* [Problems and tasks]:
[1] Answer these questions from the passage on Reliance Jio and financial inclusion:
(a) What kind of network does the company plan to roll out?
(b) Which body is named as behind the thrust to payments banks?
(c) What is the name of the new venture that Ratan Tata, Nandan Nilekani and Vijay Kelkar are coming together for?
[2] Please set down word for word the part of the passage on Reliance Jio and financial inclusion that begins at the words "India’s financial inclusion has" and ends after the words "to low-income customers.".

* [Extract to read]:
*** Begin section ***

Reliance Jio has burst on to India’s digital world promising to change the way data is used in the country. The company plans to roll out a pan-India high-speed network and has come out with a slew of pricing offers. While this will impact the telecom sector, it will have a different implication for India’s financial inclusion mission.
India’s financial inclusion has been focused on access to banking and financial services, with a broad consensus that technology is key to a cost-effective financial transactions landscape. This explains the thrust to payments banks by the Reserve Bank of India (RBI). Fintech is already the new El Dorado. We find not just young techies getting into the game but also industry veterans like Ratan Tata, Nandan Nilekani and Vijay Kelkar coming together for a new venture, Avanti Finance—a “technology-enabled financial inclusion vehicle” that aims to provide affordable credit to low-income customers.

*** End section ***

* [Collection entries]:
*** Begin section ***

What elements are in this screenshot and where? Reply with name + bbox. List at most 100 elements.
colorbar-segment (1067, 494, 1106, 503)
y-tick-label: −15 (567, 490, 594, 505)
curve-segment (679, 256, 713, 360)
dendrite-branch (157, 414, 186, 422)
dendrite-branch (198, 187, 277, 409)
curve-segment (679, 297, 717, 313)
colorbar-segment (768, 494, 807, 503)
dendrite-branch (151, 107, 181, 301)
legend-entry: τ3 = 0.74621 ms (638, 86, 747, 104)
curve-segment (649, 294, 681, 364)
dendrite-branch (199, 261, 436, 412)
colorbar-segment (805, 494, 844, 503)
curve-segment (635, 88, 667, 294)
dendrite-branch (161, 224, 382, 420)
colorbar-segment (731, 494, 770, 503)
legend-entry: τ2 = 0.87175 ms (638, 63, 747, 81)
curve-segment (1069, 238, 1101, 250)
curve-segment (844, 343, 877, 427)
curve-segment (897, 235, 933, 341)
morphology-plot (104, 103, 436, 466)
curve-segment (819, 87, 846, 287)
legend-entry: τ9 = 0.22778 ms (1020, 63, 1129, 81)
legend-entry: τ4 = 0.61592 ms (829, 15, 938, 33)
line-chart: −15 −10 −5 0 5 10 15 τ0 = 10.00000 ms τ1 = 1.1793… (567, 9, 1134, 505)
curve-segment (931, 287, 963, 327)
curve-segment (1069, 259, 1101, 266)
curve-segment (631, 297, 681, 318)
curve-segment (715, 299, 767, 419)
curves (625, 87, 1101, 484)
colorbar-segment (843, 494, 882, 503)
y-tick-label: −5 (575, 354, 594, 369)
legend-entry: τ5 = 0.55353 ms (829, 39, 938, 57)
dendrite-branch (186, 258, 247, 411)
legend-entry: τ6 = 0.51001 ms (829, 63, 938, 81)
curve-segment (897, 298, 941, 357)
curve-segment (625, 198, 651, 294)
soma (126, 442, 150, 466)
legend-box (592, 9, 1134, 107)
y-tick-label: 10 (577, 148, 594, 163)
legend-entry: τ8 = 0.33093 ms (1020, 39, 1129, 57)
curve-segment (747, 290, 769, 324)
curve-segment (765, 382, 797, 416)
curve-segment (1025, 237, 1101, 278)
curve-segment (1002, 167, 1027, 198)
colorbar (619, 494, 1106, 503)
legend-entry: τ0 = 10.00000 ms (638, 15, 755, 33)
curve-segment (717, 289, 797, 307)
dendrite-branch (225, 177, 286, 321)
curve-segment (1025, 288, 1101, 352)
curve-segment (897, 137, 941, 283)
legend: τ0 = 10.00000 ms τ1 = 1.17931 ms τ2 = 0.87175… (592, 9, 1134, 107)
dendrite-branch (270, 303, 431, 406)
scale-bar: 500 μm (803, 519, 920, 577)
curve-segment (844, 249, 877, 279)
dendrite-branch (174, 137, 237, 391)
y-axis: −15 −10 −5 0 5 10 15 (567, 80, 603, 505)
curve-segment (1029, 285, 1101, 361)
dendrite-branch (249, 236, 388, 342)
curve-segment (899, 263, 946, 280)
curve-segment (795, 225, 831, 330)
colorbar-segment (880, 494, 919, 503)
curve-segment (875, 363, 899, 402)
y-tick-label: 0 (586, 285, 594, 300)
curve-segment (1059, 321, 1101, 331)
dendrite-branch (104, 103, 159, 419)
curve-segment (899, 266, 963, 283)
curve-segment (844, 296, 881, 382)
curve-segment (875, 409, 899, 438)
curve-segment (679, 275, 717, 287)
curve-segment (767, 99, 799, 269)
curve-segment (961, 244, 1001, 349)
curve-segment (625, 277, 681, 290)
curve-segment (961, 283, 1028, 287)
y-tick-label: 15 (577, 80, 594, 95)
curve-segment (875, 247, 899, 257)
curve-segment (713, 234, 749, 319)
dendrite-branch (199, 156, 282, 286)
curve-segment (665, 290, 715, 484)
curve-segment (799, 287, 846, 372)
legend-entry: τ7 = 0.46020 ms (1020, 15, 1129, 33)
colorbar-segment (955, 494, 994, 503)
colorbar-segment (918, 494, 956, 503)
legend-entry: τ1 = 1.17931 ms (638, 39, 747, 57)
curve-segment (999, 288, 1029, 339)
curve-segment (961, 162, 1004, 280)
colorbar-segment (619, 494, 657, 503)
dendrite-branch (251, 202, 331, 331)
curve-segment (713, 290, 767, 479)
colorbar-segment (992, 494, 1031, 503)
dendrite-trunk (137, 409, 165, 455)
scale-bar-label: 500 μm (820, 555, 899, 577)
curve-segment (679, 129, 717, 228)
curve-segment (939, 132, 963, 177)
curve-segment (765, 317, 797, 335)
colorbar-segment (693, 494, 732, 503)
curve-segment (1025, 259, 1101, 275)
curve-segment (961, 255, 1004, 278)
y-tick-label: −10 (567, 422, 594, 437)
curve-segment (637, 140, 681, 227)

*** End section ***

* [Answers for the exercise]:
[1]
(a) A pan-India high-speed network.
(b) The Reserve Bank of India (RBI).
(c) Avanti Finance.

[2]
India’s financial inclusion has been focused on access to banking and financial services, with a broad consensus that technology is key to a cost-effective financial transactions landscape. This explains the thrust to payments banks by the Reserve Bank of India (RBI). Fintech is already the new El Dorado. We find not just young techies getting into the game but also industry veterans like Ratan Tata, Nandan Nilekani and Vijay Kelkar coming together for a new venture, Avanti Finance—a “technology-enabled financial inclusion vehicle” that aims to provide affordable credit to low-income customers.